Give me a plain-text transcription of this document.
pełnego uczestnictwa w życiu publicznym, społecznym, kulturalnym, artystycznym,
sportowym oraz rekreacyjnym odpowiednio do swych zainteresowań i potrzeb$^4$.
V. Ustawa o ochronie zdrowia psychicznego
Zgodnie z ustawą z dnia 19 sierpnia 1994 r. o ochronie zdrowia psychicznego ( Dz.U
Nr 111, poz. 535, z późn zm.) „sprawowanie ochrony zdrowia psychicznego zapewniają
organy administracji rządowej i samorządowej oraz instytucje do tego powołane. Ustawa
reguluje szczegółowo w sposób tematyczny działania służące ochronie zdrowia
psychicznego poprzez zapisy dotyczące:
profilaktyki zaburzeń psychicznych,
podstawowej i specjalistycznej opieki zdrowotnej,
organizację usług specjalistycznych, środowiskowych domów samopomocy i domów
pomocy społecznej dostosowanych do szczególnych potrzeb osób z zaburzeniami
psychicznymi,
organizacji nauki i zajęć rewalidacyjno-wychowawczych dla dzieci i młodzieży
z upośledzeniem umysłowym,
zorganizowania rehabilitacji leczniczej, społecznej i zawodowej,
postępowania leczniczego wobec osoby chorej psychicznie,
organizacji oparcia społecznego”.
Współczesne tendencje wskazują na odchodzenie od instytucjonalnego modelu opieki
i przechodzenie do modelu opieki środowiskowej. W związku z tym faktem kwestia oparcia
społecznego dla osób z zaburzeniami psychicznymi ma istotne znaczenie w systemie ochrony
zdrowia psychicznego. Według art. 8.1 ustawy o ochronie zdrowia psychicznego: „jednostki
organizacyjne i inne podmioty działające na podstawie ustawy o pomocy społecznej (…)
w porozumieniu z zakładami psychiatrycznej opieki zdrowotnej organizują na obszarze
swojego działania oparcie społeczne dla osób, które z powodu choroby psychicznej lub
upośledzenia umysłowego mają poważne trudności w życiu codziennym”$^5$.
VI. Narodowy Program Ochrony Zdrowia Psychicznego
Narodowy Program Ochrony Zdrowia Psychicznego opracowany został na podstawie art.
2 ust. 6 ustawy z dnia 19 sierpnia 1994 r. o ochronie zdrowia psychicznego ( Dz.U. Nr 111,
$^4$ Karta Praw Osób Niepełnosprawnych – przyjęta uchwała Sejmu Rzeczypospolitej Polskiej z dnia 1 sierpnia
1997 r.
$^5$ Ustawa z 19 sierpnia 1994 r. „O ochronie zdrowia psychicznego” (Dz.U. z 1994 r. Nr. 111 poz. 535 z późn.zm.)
____
## PROBLEM DESCRIPTION
All of the entries above must be quoted exactly.

## EXERCISE ANSWER
Give me a plain-text transcription of this document.
pełnego uczestnictwa w życiu publicznym, społecznym, kulturalnym, artystycznym,
sportowym oraz rekreacyjnym odpowiednio do swych zainteresowań i potrzeb$^4$.
V. Ustawa o ochronie zdrowia psychicznego
Zgodnie z ustawą z dnia 19 sierpnia 1994 r. o ochronie zdrowia psychicznego ( Dz.U
Nr 111, poz. 535, z późn zm.) „sprawowanie ochrony zdrowia psychicznego zapewniają
organy administracji rządowej i samorządowej oraz instytucje do tego powołane. Ustawa
reguluje szczegółowo w sposób tematyczny działania służące ochronie zdrowia
psychicznego poprzez zapisy dotyczące:
profilaktyki zaburzeń psychicznych,
podstawowej i specjalistycznej opieki zdrowotnej,
organizację usług specjalistycznych, środowiskowych domów samopomocy i domów
pomocy społecznej dostosowanych do szczególnych potrzeb osób z zaburzeniami
psychicznymi,
organizacji nauki i zajęć rewalidacyjno-wychowawczych dla dzieci i młodzieży
z upośledzeniem umysłowym,
zorganizowania rehabilitacji leczniczej, społecznej i zawodowej,
postępowania leczniczego wobec osoby chorej psychicznie,
organizacji oparcia społecznego”.
Współczesne tendencje wskazują na odchodzenie od instytucjonalnego modelu opieki
i przechodzenie do modelu opieki środowiskowej. W związku z tym faktem kwestia oparcia
społecznego dla osób z zaburzeniami psychicznymi ma istotne znaczenie w systemie ochrony
zdrowia psychicznego. Według art. 8.1 ustawy o ochronie zdrowia psychicznego: „jednostki
organizacyjne i inne podmioty działające na podstawie ustawy o pomocy społecznej (…)
w porozumieniu z zakładami psychiatrycznej opieki zdrowotnej organizują na obszarze
swojego działania oparcie społeczne dla osób, które z powodu choroby psychicznej lub
upośledzenia umysłowego mają poważne trudności w życiu codziennym”$^5$.
VI. Narodowy Program Ochrony Zdrowia Psychicznego
Narodowy Program Ochrony Zdrowia Psychicznego opracowany został na podstawie art.
2 ust. 6 ustawy z dnia 19 sierpnia 1994 r. o ochronie zdrowia psychicznego ( Dz.U. Nr 111,
$^4$ Karta Praw Osób Niepełnosprawnych – przyjęta uchwała Sejmu Rzeczypospolitej Polskiej z dnia 1 sierpnia
1997 r.
$^5$ Ustawa z 19 sierpnia 1994 r. „O ochronie zdrowia psychicznego” (Dz.U. z 1994 r. Nr. 111 poz. 535 z późn.zm.)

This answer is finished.